- **STATED EXERCISE**:
Reproduce the data in its entirety, exactly as supplied.

- **DATA SHOWN**:
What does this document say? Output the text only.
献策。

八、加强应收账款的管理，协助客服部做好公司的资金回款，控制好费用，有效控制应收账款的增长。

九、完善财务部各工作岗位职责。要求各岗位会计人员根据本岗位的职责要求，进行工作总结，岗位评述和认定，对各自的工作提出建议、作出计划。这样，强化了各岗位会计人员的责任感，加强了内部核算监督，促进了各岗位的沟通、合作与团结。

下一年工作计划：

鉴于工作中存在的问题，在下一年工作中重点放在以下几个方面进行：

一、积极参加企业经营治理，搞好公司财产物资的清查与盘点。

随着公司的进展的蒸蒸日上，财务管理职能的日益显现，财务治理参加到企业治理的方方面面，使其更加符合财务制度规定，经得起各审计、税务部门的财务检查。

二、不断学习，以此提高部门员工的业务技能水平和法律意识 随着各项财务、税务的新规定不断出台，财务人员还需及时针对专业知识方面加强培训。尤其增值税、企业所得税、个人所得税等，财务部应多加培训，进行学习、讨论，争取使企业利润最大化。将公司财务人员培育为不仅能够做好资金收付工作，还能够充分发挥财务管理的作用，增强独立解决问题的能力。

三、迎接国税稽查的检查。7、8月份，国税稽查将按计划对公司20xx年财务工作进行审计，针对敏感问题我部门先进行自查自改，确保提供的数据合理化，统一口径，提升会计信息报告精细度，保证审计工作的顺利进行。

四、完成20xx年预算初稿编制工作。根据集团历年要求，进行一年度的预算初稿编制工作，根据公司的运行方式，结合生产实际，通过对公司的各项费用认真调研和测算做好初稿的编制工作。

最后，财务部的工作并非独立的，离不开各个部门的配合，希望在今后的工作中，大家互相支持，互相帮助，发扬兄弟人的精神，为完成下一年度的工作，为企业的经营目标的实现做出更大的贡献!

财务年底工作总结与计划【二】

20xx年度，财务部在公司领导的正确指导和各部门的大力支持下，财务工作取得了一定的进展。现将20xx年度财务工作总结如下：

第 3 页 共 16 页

- **EXPECTED ANSWER**:
What does this document say? Output the text only.
献策。

八、加强应收账款的管理，协助客服部做好公司的资金回款，控制好费用，有效控制应收账款的增长。

九、完善财务部各工作岗位职责。要求各岗位会计人员根据本岗位的职责要求，进行工作总结，岗位评述和认定，对各自的工作提出建议、作出计划。这样，强化了各岗位会计人员的责任感，加强了内部核算监督，促进了各岗位的沟通、合作与团结。

下一年工作计划：

鉴于工作中存在的问题，在下一年工作中重点放在以下几个方面进行：

一、积极参加企业经营治理，搞好公司财产物资的清查与盘点。

随着公司的进展的蒸蒸日上，财务管理职能的日益显现，财务治理参加到企业治理的方方面面，使其更加符合财务制度规定，经得起各审计、税务部门的财务检查。

二、不断学习，以此提高部门员工的业务技能水平和法律意识 随着各项财务、税务的新规定不断出台，财务人员还需及时针对专业知识方面加强培训。尤其增值税、企业所得税、个人所得税等，财务部应多加培训，进行学习、讨论，争取使企业利润最大化。将公司财务人员培育为不仅能够做好资金收付工作，还能够充分发挥财务管理的作用，增强独立解决问题的能力。

三、迎接国税稽查的检查。7、8月份，国税稽查将按计划对公司20xx年财务工作进行审计，针对敏感问题我部门先进行自查自改，确保提供的数据合理化，统一口径，提升会计信息报告精细度，保证审计工作的顺利进行。

四、完成20xx年预算初稿编制工作。根据集团历年要求，进行一年度的预算初稿编制工作，根据公司的运行方式，结合生产实际，通过对公司的各项费用认真调研和测算做好初稿的编制工作。

最后，财务部的工作并非独立的，离不开各个部门的配合，希望在今后的工作中，大家互相支持，互相帮助，发扬兄弟人的精神，为完成下一年度的工作，为企业的经营目标的实现做出更大的贡献!

财务年底工作总结与计划【二】

20xx年度，财务部在公司领导的正确指导和各部门的大力支持下，财务工作取得了一定的进展。现将20xx年度财务工作总结如下：

第 3 页 共 16 页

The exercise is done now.